◆ **What you need to do**:
Gather every line of the entries that includes the word "your".
==========
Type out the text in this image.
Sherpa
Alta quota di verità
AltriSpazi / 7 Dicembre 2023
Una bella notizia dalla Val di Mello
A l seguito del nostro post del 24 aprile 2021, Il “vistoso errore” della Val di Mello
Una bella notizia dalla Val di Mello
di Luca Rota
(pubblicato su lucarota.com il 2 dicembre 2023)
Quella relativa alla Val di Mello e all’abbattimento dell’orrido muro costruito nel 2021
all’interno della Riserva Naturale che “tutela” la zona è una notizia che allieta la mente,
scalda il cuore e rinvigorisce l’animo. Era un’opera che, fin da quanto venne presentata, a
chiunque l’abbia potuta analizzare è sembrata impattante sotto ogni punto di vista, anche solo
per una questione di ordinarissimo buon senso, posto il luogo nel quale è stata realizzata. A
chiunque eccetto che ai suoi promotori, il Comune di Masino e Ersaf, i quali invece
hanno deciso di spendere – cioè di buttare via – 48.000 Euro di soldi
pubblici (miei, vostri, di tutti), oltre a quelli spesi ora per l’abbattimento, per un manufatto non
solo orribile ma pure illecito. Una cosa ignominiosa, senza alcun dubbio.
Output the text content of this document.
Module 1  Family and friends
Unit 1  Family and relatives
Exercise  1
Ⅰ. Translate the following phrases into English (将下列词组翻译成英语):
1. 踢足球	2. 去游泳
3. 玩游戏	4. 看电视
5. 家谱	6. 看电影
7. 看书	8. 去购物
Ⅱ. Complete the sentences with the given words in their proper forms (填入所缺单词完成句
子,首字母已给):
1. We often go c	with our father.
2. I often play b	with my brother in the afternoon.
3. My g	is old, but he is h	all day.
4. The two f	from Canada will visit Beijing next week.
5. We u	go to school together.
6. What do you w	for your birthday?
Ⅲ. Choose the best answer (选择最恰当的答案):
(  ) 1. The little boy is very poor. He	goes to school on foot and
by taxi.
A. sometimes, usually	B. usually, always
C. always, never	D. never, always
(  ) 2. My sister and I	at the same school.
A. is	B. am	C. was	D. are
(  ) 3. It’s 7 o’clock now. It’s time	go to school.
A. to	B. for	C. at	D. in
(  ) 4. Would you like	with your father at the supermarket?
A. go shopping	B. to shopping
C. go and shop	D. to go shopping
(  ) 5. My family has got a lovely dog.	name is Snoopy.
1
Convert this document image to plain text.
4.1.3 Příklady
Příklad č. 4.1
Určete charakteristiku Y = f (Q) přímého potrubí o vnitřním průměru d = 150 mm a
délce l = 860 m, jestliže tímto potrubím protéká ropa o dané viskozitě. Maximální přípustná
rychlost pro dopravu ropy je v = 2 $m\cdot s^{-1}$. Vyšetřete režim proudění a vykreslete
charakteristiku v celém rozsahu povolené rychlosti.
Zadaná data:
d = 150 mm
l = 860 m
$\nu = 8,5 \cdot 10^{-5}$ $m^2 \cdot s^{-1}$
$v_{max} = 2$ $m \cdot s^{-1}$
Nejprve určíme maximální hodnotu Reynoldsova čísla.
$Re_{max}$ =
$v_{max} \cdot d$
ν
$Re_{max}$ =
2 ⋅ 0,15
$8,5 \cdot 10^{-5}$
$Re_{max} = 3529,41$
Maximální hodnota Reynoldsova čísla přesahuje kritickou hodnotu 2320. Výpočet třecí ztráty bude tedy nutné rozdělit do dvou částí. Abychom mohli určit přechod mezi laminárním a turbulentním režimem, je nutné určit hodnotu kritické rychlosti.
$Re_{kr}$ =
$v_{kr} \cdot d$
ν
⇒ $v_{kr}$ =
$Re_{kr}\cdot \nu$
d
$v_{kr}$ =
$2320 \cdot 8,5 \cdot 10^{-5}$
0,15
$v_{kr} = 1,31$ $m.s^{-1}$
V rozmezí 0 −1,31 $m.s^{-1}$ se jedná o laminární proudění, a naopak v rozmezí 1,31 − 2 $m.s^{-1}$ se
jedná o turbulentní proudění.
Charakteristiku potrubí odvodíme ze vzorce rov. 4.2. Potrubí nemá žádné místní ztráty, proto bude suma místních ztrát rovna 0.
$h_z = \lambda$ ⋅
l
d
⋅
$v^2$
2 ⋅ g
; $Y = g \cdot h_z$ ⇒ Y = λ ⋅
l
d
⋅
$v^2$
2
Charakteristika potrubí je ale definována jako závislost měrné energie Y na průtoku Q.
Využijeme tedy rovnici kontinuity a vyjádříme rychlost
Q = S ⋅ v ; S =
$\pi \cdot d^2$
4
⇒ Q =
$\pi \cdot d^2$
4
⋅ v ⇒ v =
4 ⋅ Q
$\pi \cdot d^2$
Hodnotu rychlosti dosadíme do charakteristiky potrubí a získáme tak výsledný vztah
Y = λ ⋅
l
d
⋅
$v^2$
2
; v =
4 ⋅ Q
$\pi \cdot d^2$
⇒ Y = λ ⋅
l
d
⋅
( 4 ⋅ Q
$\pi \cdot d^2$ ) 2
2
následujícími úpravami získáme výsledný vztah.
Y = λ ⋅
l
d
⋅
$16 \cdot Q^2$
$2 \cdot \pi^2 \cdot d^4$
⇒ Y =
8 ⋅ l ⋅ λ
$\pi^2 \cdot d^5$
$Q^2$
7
==========
◆ **Correct result**:
6. What do you w	for your birthday?
(  ) 4. Would you like	with your father at the supermarket?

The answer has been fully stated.